*Your objective*:
In the entries below, count the lines holding "this". Reply with the number only.

*Dataset rows about figures*:
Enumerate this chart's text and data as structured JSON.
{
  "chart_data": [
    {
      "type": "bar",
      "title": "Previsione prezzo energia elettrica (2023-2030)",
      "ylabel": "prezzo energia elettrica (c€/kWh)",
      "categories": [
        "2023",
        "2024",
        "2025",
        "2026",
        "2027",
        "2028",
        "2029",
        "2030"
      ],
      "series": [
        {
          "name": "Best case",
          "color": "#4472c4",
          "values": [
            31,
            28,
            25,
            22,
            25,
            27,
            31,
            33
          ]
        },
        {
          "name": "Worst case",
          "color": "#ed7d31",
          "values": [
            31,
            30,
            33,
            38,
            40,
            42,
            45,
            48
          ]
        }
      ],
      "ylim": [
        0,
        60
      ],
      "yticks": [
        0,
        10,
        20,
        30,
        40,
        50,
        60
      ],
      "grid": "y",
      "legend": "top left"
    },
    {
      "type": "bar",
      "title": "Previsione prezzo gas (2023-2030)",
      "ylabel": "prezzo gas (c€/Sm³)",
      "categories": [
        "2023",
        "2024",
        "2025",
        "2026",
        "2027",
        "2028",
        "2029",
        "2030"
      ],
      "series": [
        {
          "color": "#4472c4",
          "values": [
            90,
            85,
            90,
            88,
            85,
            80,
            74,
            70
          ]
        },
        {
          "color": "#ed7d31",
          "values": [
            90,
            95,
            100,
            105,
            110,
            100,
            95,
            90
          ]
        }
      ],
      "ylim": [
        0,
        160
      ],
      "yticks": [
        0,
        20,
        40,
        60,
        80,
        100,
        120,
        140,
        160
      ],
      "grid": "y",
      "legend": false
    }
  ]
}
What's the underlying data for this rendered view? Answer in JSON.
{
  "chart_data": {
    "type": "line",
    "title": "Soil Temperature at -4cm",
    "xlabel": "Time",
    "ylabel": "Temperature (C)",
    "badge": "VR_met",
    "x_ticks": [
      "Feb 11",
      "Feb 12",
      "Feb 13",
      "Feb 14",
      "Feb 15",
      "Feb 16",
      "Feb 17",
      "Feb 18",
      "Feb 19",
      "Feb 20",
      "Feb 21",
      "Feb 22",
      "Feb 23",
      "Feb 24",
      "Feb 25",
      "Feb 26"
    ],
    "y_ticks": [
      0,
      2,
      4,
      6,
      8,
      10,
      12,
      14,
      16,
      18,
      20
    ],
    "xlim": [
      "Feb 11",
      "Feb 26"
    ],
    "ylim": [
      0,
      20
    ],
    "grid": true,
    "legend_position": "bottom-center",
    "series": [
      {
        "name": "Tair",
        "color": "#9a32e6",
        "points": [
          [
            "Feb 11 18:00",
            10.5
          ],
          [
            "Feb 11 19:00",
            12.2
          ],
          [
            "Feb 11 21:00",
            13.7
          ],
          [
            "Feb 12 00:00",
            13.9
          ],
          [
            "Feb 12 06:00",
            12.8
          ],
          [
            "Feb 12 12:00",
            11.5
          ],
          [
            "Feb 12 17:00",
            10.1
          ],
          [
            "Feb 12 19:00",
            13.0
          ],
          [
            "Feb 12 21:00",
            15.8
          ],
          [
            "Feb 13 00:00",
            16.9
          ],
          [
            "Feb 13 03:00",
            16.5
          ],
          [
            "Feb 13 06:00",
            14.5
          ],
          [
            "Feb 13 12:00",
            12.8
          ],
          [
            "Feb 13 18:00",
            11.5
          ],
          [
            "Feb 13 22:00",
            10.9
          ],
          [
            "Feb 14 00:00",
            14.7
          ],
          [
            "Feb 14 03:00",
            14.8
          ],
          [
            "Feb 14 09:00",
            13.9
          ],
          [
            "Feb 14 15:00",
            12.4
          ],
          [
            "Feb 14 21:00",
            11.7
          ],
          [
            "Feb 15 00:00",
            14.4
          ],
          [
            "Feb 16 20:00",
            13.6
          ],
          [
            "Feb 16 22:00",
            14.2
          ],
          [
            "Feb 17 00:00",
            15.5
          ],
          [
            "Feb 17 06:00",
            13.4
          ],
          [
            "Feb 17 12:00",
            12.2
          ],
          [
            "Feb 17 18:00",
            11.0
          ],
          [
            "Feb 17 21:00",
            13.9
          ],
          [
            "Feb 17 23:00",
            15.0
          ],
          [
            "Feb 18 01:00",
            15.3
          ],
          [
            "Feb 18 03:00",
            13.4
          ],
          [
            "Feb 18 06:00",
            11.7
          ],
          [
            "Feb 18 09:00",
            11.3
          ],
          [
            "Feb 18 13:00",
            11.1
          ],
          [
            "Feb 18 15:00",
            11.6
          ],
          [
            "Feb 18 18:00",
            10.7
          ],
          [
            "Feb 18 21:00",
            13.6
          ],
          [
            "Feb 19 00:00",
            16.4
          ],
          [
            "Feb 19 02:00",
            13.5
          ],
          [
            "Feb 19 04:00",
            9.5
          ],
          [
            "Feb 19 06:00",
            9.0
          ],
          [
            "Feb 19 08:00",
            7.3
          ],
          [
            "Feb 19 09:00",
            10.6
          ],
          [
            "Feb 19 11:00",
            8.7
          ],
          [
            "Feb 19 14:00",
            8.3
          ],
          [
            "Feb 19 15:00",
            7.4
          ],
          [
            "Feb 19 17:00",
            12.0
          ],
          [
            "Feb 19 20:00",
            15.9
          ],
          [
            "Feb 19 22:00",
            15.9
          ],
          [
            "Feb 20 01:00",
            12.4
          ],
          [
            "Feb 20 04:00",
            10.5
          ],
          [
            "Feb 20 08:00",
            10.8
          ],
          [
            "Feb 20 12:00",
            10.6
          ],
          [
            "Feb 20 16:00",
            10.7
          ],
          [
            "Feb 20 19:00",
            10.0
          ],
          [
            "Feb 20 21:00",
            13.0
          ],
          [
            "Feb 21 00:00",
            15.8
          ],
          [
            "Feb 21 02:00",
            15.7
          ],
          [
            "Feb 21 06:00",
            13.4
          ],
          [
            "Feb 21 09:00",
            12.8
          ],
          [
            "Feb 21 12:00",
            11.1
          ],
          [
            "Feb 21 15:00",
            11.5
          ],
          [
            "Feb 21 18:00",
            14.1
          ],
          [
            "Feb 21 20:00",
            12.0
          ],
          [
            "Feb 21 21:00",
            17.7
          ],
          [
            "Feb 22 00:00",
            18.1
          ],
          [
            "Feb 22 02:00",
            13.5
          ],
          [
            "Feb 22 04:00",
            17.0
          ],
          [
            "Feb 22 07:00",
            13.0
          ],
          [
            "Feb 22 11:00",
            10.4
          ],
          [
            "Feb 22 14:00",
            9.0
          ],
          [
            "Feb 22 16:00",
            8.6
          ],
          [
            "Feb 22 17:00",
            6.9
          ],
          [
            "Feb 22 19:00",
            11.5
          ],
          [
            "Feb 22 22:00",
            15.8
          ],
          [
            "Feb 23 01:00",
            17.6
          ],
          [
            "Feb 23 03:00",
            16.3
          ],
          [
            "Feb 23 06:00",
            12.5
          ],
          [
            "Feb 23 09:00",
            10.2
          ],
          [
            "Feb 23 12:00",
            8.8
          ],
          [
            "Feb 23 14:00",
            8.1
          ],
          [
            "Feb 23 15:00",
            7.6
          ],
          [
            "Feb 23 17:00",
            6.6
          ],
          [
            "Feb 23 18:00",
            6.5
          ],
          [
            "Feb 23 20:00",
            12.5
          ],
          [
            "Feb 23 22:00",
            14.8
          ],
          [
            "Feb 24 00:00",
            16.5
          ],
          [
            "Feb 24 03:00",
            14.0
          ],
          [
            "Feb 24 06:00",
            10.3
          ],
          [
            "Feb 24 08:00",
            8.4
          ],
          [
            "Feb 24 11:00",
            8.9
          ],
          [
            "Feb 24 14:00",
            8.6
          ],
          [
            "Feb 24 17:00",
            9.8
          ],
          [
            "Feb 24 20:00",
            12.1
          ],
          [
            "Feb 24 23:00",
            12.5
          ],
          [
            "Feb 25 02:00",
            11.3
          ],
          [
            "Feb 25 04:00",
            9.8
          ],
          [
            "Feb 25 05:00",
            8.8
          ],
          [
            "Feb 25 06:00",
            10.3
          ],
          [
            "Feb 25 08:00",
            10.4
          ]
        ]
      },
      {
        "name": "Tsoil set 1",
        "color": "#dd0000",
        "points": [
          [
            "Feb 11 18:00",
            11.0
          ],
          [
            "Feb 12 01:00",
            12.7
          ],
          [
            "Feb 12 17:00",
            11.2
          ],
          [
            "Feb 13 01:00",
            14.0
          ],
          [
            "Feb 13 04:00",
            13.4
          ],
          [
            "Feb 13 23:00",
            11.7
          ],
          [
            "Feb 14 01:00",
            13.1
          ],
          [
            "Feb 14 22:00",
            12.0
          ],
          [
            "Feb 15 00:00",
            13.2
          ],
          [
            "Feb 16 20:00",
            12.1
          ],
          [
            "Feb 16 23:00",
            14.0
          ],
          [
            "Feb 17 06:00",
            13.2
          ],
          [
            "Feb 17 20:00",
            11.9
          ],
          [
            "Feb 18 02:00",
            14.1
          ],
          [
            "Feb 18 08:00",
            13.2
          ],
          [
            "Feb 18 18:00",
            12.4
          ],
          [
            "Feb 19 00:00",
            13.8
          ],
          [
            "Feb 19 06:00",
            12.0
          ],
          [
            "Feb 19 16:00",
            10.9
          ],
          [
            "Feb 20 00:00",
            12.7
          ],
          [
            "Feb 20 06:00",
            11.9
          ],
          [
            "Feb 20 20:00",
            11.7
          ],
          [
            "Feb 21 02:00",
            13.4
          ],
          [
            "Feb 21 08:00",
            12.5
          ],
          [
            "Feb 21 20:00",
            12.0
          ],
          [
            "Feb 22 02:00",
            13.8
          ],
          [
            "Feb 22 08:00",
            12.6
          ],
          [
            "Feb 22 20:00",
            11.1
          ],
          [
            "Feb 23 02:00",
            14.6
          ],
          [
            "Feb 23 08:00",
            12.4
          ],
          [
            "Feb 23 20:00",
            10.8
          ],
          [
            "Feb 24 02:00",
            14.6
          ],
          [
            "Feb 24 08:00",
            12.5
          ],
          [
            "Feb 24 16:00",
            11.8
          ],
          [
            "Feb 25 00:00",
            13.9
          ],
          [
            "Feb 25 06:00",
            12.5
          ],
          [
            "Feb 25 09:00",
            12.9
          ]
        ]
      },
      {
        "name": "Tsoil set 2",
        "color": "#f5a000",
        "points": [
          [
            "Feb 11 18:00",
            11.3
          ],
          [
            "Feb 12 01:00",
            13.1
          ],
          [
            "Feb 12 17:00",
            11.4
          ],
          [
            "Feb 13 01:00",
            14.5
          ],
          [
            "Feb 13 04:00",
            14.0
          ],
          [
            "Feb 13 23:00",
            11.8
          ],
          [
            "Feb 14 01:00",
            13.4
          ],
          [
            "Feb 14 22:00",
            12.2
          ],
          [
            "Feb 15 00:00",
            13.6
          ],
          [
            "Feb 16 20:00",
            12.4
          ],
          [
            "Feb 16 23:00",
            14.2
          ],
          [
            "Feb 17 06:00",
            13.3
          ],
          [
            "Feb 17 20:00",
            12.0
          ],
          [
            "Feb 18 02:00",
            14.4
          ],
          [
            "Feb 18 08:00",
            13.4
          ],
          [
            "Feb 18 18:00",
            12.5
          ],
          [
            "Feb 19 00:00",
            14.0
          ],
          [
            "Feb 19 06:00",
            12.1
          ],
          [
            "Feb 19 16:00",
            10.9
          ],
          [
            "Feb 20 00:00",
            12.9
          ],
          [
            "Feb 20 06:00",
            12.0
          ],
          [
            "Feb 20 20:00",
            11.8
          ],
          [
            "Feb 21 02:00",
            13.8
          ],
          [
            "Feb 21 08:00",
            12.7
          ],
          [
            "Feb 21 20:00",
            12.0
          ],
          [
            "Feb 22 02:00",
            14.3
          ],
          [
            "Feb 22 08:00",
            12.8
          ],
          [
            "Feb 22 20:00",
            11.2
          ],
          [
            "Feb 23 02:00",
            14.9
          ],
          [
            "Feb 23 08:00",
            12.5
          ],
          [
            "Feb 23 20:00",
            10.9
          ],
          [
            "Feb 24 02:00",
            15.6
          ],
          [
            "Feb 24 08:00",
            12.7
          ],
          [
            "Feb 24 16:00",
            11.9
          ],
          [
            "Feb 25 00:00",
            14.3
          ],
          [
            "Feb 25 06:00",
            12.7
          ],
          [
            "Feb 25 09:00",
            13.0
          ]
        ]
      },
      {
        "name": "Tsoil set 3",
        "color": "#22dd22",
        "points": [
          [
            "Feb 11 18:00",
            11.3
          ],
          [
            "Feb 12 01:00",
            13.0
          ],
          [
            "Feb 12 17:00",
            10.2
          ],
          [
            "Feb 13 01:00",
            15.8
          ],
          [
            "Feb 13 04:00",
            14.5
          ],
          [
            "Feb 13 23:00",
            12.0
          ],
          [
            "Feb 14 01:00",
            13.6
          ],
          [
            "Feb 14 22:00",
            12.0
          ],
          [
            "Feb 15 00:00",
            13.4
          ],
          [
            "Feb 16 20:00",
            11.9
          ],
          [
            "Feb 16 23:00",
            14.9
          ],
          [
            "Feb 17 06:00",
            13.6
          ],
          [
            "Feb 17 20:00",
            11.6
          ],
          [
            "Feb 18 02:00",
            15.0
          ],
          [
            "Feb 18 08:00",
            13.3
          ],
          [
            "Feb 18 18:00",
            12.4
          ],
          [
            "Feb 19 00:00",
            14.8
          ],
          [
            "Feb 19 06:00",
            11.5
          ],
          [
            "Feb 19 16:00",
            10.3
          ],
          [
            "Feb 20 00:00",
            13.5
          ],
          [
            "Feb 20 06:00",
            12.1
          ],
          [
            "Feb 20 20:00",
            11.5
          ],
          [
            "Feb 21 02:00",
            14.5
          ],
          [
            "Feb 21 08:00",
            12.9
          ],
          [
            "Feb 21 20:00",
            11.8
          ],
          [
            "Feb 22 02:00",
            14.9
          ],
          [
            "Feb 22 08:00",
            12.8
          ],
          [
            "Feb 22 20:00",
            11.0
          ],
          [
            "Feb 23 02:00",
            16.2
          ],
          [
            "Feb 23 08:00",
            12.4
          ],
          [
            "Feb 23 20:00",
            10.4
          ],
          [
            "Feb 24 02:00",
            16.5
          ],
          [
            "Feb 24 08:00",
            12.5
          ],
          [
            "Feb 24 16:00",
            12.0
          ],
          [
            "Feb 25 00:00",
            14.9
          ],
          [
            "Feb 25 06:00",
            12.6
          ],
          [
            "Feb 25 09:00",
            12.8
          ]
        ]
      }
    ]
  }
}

*Expected answer*:
2